__SET EXERCISE__:
Select from the data all lines with the word "high".

## begin GIVEN DATA

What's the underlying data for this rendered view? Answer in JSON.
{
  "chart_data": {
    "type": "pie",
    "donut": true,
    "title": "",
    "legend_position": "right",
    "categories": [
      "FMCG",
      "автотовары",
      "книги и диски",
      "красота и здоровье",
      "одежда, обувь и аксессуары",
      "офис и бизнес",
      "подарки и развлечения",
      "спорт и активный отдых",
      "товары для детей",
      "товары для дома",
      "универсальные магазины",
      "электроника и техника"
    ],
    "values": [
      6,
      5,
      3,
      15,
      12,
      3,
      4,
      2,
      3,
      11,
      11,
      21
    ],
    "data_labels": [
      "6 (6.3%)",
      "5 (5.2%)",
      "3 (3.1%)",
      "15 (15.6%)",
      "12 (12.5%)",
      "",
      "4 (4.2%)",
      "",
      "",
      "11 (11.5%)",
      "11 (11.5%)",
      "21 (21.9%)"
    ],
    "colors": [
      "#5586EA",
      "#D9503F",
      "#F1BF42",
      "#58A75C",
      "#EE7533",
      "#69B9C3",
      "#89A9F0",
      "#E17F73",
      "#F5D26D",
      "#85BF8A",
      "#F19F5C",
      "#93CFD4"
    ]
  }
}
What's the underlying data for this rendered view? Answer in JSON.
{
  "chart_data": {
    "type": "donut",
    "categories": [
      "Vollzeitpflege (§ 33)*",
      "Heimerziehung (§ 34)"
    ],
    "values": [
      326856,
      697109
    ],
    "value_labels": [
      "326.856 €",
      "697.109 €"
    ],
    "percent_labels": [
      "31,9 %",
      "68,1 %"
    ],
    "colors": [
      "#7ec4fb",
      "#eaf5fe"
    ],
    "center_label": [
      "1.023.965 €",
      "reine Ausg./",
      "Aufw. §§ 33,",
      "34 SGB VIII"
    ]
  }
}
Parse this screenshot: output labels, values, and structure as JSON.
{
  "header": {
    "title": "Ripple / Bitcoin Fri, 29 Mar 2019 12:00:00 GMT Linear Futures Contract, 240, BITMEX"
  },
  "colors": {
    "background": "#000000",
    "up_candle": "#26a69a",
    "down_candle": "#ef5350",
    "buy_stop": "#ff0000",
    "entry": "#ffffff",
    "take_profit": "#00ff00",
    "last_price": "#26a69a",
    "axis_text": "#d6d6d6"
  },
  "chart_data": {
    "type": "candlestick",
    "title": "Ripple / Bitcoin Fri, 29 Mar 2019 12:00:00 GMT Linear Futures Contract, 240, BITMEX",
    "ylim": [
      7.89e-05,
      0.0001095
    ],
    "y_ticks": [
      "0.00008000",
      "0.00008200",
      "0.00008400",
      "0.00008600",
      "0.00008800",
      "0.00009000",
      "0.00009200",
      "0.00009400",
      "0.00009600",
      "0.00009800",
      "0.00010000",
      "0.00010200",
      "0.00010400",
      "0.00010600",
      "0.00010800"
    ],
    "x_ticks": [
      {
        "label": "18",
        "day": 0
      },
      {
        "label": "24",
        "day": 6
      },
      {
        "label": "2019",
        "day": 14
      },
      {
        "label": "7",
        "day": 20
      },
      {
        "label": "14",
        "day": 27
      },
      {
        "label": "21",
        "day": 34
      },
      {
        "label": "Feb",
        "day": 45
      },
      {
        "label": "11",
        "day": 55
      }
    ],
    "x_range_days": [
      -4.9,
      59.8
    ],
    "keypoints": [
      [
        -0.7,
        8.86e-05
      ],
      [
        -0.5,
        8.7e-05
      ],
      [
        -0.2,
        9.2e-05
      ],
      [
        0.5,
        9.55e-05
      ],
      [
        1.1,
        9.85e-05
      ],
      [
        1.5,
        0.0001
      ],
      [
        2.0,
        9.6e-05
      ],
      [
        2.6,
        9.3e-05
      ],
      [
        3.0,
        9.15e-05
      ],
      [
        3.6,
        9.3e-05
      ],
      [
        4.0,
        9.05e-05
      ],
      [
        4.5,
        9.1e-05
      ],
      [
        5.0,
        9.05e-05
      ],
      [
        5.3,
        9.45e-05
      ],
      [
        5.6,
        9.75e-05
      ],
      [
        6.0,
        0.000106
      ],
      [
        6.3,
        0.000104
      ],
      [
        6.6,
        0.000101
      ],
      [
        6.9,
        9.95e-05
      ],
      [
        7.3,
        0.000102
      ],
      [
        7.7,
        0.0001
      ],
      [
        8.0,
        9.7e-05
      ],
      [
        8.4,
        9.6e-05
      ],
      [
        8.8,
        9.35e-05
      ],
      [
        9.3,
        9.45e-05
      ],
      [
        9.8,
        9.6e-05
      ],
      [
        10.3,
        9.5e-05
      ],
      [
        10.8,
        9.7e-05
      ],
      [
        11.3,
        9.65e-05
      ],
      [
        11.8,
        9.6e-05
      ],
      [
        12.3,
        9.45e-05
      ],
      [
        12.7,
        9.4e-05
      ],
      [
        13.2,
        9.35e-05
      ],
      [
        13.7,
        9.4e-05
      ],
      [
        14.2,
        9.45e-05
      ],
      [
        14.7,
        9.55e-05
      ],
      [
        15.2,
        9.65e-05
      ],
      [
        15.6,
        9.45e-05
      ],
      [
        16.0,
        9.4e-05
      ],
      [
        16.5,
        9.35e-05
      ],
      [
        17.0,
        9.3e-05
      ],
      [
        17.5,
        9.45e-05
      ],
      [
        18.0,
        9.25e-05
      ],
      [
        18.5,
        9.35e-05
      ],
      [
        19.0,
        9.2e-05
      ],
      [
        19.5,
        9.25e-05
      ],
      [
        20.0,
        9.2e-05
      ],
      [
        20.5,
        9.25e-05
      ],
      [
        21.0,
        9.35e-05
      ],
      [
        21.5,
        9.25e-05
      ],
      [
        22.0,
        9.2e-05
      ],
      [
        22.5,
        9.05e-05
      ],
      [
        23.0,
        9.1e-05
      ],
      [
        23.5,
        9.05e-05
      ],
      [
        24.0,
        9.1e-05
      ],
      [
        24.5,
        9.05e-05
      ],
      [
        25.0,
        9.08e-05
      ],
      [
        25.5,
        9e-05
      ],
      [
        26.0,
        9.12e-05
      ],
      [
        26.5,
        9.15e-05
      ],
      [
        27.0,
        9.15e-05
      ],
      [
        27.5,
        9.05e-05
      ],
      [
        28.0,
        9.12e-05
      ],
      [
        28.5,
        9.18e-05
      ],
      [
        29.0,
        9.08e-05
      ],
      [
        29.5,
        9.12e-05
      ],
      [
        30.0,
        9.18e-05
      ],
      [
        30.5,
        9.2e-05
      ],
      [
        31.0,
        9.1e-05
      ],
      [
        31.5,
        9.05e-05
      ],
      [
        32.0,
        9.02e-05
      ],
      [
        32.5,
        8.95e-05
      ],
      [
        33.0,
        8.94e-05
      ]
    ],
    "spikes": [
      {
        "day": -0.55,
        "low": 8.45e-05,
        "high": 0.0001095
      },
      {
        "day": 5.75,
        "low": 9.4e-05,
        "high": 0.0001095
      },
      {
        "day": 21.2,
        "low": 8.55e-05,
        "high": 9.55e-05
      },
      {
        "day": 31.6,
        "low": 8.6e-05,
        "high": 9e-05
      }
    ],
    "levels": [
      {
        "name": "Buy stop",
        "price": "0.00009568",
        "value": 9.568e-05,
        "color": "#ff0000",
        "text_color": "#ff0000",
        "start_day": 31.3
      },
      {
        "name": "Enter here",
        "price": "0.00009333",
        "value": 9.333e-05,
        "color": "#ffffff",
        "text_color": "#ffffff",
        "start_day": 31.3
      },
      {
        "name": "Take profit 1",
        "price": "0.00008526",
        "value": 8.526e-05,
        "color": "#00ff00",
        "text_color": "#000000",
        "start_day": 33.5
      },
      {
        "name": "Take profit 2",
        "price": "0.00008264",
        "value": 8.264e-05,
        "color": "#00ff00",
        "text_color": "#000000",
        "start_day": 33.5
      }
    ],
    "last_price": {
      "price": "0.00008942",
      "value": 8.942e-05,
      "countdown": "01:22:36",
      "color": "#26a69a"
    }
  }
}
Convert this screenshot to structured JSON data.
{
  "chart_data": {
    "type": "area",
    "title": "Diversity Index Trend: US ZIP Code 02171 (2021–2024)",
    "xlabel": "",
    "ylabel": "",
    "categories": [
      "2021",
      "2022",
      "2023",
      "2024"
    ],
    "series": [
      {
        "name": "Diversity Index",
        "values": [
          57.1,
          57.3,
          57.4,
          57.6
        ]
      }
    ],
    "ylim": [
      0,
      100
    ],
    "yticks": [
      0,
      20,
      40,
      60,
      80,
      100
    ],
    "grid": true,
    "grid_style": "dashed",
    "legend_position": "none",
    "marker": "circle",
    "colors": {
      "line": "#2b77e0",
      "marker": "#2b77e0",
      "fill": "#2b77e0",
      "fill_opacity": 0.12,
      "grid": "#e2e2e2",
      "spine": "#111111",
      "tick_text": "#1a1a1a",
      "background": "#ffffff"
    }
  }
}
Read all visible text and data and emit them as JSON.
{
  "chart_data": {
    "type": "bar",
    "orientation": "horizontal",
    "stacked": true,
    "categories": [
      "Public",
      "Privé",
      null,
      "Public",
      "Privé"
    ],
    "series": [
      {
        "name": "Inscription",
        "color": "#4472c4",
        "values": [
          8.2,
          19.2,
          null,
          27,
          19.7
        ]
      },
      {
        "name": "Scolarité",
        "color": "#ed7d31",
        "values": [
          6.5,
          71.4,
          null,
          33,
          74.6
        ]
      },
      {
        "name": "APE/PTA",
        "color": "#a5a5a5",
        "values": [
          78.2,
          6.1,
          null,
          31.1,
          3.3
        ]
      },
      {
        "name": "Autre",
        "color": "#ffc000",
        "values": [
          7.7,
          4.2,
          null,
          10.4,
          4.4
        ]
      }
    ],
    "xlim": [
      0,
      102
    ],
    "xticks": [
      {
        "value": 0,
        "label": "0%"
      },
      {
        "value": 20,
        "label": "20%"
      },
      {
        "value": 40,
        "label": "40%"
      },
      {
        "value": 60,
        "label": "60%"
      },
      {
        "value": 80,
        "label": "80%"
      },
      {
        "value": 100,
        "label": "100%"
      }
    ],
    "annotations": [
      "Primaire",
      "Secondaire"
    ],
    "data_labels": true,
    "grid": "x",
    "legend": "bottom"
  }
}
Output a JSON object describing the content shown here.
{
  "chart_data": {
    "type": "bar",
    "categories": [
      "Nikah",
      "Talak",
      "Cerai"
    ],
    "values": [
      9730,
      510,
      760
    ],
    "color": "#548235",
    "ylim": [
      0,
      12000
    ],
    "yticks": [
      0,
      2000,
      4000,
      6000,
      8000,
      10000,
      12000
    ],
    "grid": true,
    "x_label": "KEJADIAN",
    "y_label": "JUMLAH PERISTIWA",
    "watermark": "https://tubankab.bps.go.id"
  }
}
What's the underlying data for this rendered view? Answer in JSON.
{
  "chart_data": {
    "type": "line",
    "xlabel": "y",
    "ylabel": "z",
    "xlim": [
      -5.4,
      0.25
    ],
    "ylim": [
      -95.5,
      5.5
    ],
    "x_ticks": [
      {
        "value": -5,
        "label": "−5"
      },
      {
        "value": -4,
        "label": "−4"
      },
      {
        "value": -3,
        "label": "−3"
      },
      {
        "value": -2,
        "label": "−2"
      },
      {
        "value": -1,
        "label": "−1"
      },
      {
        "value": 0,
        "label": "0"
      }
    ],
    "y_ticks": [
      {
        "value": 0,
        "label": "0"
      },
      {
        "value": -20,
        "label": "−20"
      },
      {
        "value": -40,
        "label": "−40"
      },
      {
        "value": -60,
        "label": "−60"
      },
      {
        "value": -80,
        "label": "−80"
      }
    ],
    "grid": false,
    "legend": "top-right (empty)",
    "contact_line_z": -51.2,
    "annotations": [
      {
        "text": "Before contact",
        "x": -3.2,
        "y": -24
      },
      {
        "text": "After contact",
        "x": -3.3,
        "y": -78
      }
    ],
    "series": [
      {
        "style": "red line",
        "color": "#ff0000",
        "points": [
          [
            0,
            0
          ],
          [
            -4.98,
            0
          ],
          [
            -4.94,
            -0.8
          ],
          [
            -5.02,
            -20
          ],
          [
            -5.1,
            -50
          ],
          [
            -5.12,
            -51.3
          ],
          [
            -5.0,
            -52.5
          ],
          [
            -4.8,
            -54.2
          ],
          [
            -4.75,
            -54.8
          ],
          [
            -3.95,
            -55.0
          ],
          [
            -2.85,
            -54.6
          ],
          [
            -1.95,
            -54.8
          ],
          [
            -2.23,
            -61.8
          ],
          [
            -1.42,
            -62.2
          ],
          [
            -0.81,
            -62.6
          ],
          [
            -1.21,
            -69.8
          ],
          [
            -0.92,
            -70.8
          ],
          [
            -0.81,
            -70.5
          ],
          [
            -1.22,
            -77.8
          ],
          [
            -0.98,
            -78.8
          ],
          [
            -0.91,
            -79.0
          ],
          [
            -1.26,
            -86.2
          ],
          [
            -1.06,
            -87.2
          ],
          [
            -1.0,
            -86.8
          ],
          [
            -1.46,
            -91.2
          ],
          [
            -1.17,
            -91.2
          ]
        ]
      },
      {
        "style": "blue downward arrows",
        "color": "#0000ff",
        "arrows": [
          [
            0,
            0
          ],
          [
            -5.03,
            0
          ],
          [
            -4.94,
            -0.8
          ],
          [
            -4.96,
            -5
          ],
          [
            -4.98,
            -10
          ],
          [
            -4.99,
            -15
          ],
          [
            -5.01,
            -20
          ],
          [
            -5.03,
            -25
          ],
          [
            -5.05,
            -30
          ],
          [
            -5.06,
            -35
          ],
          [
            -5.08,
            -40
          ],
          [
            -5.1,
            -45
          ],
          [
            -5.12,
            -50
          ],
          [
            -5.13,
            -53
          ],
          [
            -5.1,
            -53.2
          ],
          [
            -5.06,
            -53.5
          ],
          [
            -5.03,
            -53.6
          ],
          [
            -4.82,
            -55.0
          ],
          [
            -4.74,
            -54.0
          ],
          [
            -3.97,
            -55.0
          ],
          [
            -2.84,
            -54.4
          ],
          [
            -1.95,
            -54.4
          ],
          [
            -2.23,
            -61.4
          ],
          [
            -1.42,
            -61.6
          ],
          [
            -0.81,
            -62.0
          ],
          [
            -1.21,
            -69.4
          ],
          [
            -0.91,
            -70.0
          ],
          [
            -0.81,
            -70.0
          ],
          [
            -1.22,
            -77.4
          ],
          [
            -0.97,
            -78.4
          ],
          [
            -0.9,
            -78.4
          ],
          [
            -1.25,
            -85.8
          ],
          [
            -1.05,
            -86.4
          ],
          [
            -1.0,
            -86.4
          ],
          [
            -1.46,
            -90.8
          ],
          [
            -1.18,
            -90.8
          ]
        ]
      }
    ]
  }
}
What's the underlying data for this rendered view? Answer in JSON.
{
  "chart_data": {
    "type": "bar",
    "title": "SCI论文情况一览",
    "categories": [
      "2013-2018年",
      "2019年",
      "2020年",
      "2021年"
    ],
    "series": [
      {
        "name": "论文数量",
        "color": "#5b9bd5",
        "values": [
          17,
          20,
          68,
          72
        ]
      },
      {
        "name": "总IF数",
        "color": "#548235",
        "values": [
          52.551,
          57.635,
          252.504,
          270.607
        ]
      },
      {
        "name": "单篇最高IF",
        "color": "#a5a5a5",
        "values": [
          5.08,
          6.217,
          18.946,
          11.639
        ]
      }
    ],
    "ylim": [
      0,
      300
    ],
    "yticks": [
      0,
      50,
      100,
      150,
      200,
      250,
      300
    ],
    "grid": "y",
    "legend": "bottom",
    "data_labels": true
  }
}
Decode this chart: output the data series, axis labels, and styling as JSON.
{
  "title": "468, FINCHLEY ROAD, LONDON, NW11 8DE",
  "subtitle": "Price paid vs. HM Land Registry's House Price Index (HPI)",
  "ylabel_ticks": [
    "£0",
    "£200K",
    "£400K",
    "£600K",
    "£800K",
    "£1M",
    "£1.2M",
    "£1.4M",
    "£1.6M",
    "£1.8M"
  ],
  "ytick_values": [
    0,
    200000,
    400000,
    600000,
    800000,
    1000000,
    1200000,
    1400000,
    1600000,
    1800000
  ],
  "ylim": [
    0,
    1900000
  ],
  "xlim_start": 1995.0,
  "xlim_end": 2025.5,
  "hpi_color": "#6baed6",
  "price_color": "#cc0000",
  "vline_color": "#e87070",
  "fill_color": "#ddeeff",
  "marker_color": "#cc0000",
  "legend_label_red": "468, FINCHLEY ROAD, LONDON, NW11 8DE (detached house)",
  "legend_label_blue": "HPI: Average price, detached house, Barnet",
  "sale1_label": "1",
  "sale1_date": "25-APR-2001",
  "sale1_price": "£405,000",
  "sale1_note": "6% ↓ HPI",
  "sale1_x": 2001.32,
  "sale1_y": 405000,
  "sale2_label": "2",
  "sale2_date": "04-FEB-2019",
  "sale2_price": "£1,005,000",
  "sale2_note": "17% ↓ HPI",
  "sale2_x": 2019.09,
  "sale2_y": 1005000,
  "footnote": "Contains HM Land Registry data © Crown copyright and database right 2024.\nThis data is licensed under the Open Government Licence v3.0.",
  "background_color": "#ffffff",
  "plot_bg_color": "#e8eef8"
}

## end GIVEN DATA

__REPLY TO THE TASK__:
        "high": 0.0001095
        "high": 0.0001095
        "high": 9.55e-05
        "high": 9e-05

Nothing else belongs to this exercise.